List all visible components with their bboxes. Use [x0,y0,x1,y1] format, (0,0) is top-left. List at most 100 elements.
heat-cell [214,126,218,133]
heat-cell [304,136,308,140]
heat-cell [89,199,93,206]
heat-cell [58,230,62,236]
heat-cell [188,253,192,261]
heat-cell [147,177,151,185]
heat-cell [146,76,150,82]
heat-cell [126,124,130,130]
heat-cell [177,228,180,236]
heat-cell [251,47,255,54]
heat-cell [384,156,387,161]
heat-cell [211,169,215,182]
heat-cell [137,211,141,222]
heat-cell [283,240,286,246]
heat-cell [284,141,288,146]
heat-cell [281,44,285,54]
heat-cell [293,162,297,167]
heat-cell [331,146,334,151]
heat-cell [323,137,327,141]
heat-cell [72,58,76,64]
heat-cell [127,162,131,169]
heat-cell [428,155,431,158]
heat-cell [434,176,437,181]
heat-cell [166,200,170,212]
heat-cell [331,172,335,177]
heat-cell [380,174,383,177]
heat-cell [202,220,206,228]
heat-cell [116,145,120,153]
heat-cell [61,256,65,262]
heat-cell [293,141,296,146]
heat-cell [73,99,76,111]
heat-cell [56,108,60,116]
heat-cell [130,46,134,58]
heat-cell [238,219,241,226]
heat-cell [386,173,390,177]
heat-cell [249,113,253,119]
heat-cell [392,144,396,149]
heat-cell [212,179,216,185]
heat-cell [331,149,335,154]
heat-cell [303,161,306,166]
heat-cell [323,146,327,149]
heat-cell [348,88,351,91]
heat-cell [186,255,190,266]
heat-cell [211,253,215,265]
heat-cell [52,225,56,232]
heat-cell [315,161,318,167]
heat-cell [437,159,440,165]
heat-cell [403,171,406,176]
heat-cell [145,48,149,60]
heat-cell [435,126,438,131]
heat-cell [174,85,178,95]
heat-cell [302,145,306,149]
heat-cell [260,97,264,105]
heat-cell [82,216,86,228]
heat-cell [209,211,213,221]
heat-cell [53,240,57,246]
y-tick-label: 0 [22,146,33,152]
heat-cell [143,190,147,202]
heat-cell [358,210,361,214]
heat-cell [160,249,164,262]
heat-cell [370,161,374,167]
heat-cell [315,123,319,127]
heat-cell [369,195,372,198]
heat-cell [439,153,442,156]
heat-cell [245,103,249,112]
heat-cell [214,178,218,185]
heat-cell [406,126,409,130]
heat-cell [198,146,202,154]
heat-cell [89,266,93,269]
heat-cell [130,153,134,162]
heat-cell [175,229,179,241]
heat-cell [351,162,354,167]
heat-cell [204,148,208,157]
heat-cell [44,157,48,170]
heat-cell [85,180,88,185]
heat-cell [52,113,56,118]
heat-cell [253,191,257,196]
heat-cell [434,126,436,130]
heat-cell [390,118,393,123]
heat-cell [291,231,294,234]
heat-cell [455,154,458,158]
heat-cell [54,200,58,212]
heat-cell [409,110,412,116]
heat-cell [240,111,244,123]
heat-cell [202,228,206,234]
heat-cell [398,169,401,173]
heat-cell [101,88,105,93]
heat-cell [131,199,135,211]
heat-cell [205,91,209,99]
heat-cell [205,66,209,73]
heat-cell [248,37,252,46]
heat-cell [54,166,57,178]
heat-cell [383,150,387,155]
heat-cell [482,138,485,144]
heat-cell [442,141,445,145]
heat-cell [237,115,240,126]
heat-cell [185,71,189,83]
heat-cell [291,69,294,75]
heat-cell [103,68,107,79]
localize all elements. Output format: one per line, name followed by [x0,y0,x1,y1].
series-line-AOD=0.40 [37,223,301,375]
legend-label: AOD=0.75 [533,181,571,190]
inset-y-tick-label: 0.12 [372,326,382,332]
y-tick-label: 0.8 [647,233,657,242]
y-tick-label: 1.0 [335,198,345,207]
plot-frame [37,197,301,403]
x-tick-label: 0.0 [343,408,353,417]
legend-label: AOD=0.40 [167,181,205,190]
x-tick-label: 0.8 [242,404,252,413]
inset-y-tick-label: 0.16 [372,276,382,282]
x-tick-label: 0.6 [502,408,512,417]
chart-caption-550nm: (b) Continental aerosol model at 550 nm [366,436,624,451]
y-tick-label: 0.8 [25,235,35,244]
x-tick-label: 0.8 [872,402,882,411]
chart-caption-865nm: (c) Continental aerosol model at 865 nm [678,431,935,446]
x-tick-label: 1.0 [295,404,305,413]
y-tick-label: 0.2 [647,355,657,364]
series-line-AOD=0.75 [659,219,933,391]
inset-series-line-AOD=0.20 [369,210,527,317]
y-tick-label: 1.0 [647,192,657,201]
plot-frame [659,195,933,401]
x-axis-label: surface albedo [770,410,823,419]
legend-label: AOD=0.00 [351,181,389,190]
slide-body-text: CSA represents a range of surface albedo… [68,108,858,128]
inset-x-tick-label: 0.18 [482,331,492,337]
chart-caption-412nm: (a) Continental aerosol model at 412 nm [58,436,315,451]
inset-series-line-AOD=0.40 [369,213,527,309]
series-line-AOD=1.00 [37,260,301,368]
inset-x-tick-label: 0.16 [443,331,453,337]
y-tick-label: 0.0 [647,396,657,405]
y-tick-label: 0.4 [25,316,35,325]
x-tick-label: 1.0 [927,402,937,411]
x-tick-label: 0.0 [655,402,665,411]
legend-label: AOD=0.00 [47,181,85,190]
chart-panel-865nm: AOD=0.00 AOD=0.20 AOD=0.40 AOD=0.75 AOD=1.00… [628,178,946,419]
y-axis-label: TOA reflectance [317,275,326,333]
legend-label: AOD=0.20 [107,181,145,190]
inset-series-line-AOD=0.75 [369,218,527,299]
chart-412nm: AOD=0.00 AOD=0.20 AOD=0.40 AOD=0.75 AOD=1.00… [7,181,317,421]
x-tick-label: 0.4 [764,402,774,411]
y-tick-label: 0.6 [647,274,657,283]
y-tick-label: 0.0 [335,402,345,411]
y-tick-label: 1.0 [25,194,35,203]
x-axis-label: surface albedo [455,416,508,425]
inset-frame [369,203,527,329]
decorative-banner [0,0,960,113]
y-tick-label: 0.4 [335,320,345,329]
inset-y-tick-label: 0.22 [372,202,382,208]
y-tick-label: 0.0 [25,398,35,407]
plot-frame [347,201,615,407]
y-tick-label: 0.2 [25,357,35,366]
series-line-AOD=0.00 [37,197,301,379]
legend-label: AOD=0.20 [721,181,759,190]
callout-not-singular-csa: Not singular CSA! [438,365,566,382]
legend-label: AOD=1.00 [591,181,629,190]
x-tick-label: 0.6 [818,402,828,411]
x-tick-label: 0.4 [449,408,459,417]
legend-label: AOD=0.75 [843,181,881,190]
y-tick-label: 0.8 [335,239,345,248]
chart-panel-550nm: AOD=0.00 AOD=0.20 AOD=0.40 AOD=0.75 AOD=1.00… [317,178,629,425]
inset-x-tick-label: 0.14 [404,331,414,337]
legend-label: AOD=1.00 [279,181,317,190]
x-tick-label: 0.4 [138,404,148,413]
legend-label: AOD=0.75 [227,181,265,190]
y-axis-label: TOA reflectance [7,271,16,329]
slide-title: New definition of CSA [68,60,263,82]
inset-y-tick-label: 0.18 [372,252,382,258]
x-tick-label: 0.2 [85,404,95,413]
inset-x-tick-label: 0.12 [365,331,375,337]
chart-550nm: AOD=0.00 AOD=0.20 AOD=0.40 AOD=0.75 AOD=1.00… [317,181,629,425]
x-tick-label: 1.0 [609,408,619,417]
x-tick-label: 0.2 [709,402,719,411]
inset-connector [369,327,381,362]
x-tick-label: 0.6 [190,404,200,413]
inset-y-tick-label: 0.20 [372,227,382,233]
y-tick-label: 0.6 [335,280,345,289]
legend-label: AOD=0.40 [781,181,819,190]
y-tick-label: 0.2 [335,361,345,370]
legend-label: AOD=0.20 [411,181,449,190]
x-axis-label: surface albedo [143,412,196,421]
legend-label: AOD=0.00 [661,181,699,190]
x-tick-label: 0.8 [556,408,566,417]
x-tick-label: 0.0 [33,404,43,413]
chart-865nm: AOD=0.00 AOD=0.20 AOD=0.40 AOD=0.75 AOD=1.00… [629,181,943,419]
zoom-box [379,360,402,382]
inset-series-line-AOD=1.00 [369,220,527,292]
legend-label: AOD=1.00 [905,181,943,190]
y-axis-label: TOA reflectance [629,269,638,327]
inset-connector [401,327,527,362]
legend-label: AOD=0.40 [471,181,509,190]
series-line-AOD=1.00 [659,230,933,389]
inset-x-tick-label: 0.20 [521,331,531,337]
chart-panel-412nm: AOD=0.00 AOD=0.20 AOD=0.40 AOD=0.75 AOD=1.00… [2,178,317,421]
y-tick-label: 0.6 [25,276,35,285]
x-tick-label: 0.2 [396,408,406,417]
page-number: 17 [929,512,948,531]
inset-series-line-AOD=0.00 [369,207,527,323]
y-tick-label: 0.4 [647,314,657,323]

WHAT YOU WILL DO
Rewrite the records from their first line through the line containing "heat-cell [160,249,164,262]", inclusive, as a JSON list of strings with one string per line. Leave out any blank lines.

ANSWER IN FULL
[
  "List all visible components with their bboxes. Use [x0,y0,x1,y1] format, (0,0) is top-left. List at most 100 elements.",
  "heat-cell [214,126,218,133]",
  "heat-cell [304,136,308,140]",
  "heat-cell [89,199,93,206]",
  "heat-cell [58,230,62,236]",
  "heat-cell [188,253,192,261]",
  "heat-cell [147,177,151,185]",
  "heat-cell [146,76,150,82]",
  "heat-cell [126,124,130,130]",
  "heat-cell [177,228,180,236]",
  "heat-cell [251,47,255,54]",
  "heat-cell [384,156,387,161]",
  "heat-cell [211,169,215,182]",
  "heat-cell [137,211,141,222]",
  "heat-cell [283,240,286,246]",
  "heat-cell [284,141,288,146]",
  "heat-cell [281,44,285,54]",
  "heat-cell [293,162,297,167]",
  "heat-cell [331,146,334,151]",
  "heat-cell [323,137,327,141]",
  "heat-cell [72,58,76,64]",
  "heat-cell [127,162,131,169]",
  "heat-cell [428,155,431,158]",
  "heat-cell [434,176,437,181]",
  "heat-cell [166,200,170,212]",
  "heat-cell [331,172,335,177]",
  "heat-cell [380,174,383,177]",
  "heat-cell [202,220,206,228]",
  "heat-cell [116,145,120,153]",
  "heat-cell [61,256,65,262]",
  "heat-cell [293,141,296,146]",
  "heat-cell [73,99,76,111]",
  "heat-cell [56,108,60,116]",
  "heat-cell [130,46,134,58]",
  "heat-cell [238,219,241,226]",
  "heat-cell [386,173,390,177]",
  "heat-cell [249,113,253,119]",
  "heat-cell [392,144,396,149]",
  "heat-cell [212,179,216,185]",
  "heat-cell [331,149,335,154]",
  "heat-cell [303,161,306,166]",
  "heat-cell [323,146,327,149]",
  "heat-cell [348,88,351,91]",
  "heat-cell [186,255,190,266]",
  "heat-cell [211,253,215,265]",
  "heat-cell [52,225,56,232]",
  "heat-cell [315,161,318,167]",
  "heat-cell [437,159,440,165]",
  "heat-cell [403,171,406,176]",
  "heat-cell [145,48,149,60]",
  "heat-cell [435,126,438,131]",
  "heat-cell [174,85,178,95]",
  "heat-cell [302,145,306,149]",
  "heat-cell [260,97,264,105]",
  "heat-cell [82,216,86,228]",
  "heat-cell [209,211,213,221]",
  "heat-cell [53,240,57,246]",
  "y-tick-label: 0 [22,146,33,152]",
  "heat-cell [143,190,147,202]",
  "heat-cell [358,210,361,214]",
  "heat-cell [160,249,164,262]"
]